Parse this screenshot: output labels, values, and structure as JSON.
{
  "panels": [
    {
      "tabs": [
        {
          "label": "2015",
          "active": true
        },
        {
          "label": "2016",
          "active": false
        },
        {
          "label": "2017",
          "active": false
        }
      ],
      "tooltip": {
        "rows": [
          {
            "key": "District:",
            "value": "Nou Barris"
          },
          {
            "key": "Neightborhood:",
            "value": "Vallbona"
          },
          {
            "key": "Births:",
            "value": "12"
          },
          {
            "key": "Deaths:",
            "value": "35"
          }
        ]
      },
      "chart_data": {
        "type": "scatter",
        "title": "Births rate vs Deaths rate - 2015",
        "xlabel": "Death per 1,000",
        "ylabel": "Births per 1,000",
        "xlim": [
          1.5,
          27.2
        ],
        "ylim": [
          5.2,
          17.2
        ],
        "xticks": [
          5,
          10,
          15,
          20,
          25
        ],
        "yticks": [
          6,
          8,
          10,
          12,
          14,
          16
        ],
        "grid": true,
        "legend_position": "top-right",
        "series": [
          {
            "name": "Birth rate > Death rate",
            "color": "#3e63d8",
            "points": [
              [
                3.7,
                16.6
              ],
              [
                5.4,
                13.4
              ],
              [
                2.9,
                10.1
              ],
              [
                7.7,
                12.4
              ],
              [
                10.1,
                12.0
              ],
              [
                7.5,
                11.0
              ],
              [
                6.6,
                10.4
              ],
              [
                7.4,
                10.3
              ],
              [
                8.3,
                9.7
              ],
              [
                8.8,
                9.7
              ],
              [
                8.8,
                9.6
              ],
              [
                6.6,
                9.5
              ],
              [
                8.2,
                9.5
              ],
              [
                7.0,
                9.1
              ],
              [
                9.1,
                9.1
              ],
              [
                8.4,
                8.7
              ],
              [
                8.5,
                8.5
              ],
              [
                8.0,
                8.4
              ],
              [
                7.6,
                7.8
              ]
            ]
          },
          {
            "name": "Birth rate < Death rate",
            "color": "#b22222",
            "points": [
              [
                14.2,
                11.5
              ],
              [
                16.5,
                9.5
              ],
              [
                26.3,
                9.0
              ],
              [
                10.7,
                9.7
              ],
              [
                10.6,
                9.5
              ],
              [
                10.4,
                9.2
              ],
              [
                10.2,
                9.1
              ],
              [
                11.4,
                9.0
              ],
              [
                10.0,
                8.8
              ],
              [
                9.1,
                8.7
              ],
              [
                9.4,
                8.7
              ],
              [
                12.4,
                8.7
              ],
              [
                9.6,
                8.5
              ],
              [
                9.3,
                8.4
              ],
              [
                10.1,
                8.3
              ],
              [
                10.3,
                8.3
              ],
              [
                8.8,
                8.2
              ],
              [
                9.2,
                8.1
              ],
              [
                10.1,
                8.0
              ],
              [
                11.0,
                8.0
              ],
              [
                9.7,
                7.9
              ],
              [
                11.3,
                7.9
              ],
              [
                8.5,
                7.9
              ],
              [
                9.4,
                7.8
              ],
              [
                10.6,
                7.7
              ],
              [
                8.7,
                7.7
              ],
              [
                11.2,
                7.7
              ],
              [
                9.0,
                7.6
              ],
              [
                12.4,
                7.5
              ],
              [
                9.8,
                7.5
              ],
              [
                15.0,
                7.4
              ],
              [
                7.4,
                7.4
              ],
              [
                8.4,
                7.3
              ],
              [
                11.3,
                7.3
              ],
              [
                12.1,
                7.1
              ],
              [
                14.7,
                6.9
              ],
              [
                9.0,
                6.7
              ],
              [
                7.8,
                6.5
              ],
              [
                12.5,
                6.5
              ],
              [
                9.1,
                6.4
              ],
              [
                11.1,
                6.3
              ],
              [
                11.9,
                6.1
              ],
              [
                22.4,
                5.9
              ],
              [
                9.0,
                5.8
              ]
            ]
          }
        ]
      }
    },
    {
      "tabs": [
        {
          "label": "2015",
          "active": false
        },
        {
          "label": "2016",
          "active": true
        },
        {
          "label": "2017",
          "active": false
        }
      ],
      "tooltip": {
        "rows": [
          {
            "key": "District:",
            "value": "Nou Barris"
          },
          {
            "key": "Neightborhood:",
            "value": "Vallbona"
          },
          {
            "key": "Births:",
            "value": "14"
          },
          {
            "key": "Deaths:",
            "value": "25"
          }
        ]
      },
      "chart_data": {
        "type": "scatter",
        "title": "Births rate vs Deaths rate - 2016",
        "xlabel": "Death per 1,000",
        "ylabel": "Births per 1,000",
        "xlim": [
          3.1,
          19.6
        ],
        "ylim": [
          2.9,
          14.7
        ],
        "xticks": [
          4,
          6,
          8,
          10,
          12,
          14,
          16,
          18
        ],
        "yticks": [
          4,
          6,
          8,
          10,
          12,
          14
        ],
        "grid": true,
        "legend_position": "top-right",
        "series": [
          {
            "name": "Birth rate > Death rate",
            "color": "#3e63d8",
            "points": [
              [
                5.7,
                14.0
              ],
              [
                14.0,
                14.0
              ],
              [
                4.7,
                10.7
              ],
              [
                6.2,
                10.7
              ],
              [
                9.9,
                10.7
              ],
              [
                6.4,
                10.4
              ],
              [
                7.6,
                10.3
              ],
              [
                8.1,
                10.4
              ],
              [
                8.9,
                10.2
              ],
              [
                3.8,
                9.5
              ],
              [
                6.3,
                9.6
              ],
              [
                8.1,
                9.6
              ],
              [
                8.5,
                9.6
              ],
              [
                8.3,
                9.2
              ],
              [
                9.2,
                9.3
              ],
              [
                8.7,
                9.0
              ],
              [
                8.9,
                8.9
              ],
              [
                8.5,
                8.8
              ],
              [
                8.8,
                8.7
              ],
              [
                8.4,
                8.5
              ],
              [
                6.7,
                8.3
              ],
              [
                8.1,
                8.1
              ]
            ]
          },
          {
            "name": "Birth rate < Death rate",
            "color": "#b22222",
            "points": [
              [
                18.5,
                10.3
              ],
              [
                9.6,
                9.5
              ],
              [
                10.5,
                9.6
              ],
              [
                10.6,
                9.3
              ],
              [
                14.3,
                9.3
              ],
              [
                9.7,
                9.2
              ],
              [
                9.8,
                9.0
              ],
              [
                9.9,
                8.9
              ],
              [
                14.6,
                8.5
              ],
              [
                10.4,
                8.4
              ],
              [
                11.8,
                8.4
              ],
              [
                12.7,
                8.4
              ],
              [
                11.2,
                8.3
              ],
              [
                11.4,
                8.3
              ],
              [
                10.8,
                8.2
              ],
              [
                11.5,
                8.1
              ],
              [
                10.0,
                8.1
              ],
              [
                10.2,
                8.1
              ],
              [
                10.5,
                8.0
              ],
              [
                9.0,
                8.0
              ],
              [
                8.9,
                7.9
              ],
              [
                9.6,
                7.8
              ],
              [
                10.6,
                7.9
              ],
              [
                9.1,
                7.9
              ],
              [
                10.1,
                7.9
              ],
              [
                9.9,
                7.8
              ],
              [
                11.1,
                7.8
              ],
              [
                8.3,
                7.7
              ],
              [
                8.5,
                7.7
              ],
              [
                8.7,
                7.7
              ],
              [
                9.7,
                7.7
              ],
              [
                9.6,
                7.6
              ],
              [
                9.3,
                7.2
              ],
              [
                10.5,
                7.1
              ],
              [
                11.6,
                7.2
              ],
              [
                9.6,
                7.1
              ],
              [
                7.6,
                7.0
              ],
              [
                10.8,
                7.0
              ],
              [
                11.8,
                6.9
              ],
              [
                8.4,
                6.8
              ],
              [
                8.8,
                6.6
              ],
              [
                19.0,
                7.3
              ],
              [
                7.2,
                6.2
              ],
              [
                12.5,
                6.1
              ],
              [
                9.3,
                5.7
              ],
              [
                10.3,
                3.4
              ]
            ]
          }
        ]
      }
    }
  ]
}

━━━━━━━━

TASK TO CARRY OUT ->
Extract each entry in full and write it down exactly.

OUTPUT BELOW ->
Parse this screenshot: output labels, values, and structure as JSON.
{
  "panels": [
    {
      "tabs": [
        {
          "label": "2015",
          "active": true
        },
        {
          "label": "2016",
          "active": false
        },
        {
          "label": "2017",
          "active": false
        }
      ],
      "tooltip": {
        "rows": [
          {
            "key": "District:",
            "value": "Nou Barris"
          },
          {
            "key": "Neightborhood:",
            "value": "Vallbona"
          },
          {
            "key": "Births:",
            "value": "12"
          },
          {
            "key": "Deaths:",
            "value": "35"
          }
        ]
      },
      "chart_data": {
        "type": "scatter",
        "title": "Births rate vs Deaths rate - 2015",
        "xlabel": "Death per 1,000",
        "ylabel": "Births per 1,000",
        "xlim": [
          1.5,
          27.2
        ],
        "ylim": [
          5.2,
          17.2
        ],
        "xticks": [
          5,
          10,
          15,
          20,
          25
        ],
        "yticks": [
          6,
          8,
          10,
          12,
          14,
          16
        ],
        "grid": true,
        "legend_position": "top-right",
        "series": [
          {
            "name": "Birth rate > Death rate",
            "color": "#3e63d8",
            "points": [
              [
                3.7,
                16.6
              ],
              [
                5.4,
                13.4
              ],
              [
                2.9,
                10.1
              ],
              [
                7.7,
                12.4
              ],
              [
                10.1,
                12.0
              ],
              [
                7.5,
                11.0
              ],
              [
                6.6,
                10.4
              ],
              [
                7.4,
                10.3
              ],
              [
                8.3,
                9.7
              ],
              [
                8.8,
                9.7
              ],
              [
                8.8,
                9.6
              ],
              [
                6.6,
                9.5
              ],
              [
                8.2,
                9.5
              ],
              [
                7.0,
                9.1
              ],
              [
                9.1,
                9.1
              ],
              [
                8.4,
                8.7
              ],
              [
                8.5,
                8.5
              ],
              [
                8.0,
                8.4
              ],
              [
                7.6,
                7.8
              ]
            ]
          },
          {
            "name": "Birth rate < Death rate",
            "color": "#b22222",
            "points": [
              [
                14.2,
                11.5
              ],
              [
                16.5,
                9.5
              ],
              [
                26.3,
                9.0
              ],
              [
                10.7,
                9.7
              ],
              [
                10.6,
                9.5
              ],
              [
                10.4,
                9.2
              ],
              [
                10.2,
                9.1
              ],
              [
                11.4,
                9.0
              ],
              [
                10.0,
                8.8
              ],
              [
                9.1,
                8.7
              ],
              [
                9.4,
                8.7
              ],
              [
                12.4,
                8.7
              ],
              [
                9.6,
                8.5
              ],
              [
                9.3,
                8.4
              ],
              [
                10.1,
                8.3
              ],
              [
                10.3,
                8.3
              ],
              [
                8.8,
                8.2
              ],
              [
                9.2,
                8.1
              ],
              [
                10.1,
                8.0
              ],
              [
                11.0,
                8.0
              ],
              [
                9.7,
                7.9
              ],
              [
                11.3,
                7.9
              ],
              [
                8.5,
                7.9
              ],
              [
                9.4,
                7.8
              ],
              [
                10.6,
                7.7
              ],
              [
                8.7,
                7.7
              ],
              [
                11.2,
                7.7
              ],
              [
                9.0,
                7.6
              ],
              [
                12.4,
                7.5
              ],
              [
                9.8,
                7.5
              ],
              [
                15.0,
                7.4
              ],
              [
                7.4,
                7.4
              ],
              [
                8.4,
                7.3
              ],
              [
                11.3,
                7.3
              ],
              [
                12.1,
                7.1
              ],
              [
                14.7,
                6.9
              ],
              [
                9.0,
                6.7
              ],
              [
                7.8,
                6.5
              ],
              [
                12.5,
                6.5
              ],
              [
                9.1,
                6.4
              ],
              [
                11.1,
                6.3
              ],
              [
                11.9,
                6.1
              ],
              [
                22.4,
                5.9
              ],
              [
                9.0,
                5.8
              ]
            ]
          }
        ]
      }
    },
    {
      "tabs": [
        {
          "label": "2015",
          "active": false
        },
        {
          "label": "2016",
          "active": true
        },
        {
          "label": "2017",
          "active": false
        }
      ],
      "tooltip": {
        "rows": [
          {
            "key": "District:",
            "value": "Nou Barris"
          },
          {
            "key": "Neightborhood:",
            "value": "Vallbona"
          },
          {
            "key": "Births:",
            "value": "14"
          },
          {
            "key": "Deaths:",
            "value": "25"
          }
        ]
      },
      "chart_data": {
        "type": "scatter",
        "title": "Births rate vs Deaths rate - 2016",
        "xlabel": "Death per 1,000",
        "ylabel": "Births per 1,000",
        "xlim": [
          3.1,
          19.6
        ],
        "ylim": [
          2.9,
          14.7
        ],
        "xticks": [
          4,
          6,
          8,
          10,
          12,
          14,
          16,
          18
        ],
        "yticks": [
          4,
          6,
          8,
          10,
          12,
          14
        ],
        "grid": true,
        "legend_position": "top-right",
        "series": [
          {
            "name": "Birth rate > Death rate",
            "color": "#3e63d8",
            "points": [
              [
                5.7,
                14.0
              ],
              [
                14.0,
                14.0
              ],
              [
                4.7,
                10.7
              ],
              [
                6.2,
                10.7
              ],
              [
                9.9,
                10.7
              ],
              [
                6.4,
                10.4
              ],
              [
                7.6,
                10.3
              ],
              [
                8.1,
                10.4
              ],
              [
                8.9,
                10.2
              ],
              [
                3.8,
                9.5
              ],
              [
                6.3,
                9.6
              ],
              [
                8.1,
                9.6
              ],
              [
                8.5,
                9.6
              ],
              [
                8.3,
                9.2
              ],
              [
                9.2,
                9.3
              ],
              [
                8.7,
                9.0
              ],
              [
                8.9,
                8.9
              ],
              [
                8.5,
                8.8
              ],
              [
                8.8,
                8.7
              ],
              [
                8.4,
                8.5
              ],
              [
                6.7,
                8.3
              ],
              [
                8.1,
                8.1
              ]
            ]
          },
          {
            "name": "Birth rate < Death rate",
            "color": "#b22222",
            "points": [
              [
                18.5,
                10.3
              ],
              [
                9.6,
                9.5
              ],
              [
                10.5,
                9.6
              ],
              [
                10.6,
                9.3
              ],
              [
                14.3,
                9.3
              ],
              [
                9.7,
                9.2
              ],
              [
                9.8,
                9.0
              ],
              [
                9.9,
                8.9
              ],
              [
                14.6,
                8.5
              ],
              [
                10.4,
                8.4
              ],
              [
                11.8,
                8.4
              ],
              [
                12.7,
                8.4
              ],
              [
                11.2,
                8.3
              ],
              [
                11.4,
                8.3
              ],
              [
                10.8,
                8.2
              ],
              [
                11.5,
                8.1
              ],
              [
                10.0,
                8.1
              ],
              [
                10.2,
                8.1
              ],
              [
                10.5,
                8.0
              ],
              [
                9.0,
                8.0
              ],
              [
                8.9,
                7.9
              ],
              [
                9.6,
                7.8
              ],
              [
                10.6,
                7.9
              ],
              [
                9.1,
                7.9
              ],
              [
                10.1,
                7.9
              ],
              [
                9.9,
                7.8
              ],
              [
                11.1,
                7.8
              ],
              [
                8.3,
                7.7
              ],
              [
                8.5,
                7.7
              ],
              [
                8.7,
                7.7
              ],
              [
                9.7,
                7.7
              ],
              [
                9.6,
                7.6
              ],
              [
                9.3,
                7.2
              ],
              [
                10.5,
                7.1
              ],
              [
                11.6,
                7.2
              ],
              [
                9.6,
                7.1
              ],
              [
                7.6,
                7.0
              ],
              [
                10.8,
                7.0
              ],
              [
                11.8,
                6.9
              ],
              [
                8.4,
                6.8
              ],
              [
                8.8,
                6.6
              ],
              [
                19.0,
                7.3
              ],
              [
                7.2,
                6.2
              ],
              [
                12.5,
                6.1
              ],
              [
                9.3,
                5.7
              ],
              [
                10.3,
                3.4
              ]
            ]
          }
        ]
      }
    }
  ]
}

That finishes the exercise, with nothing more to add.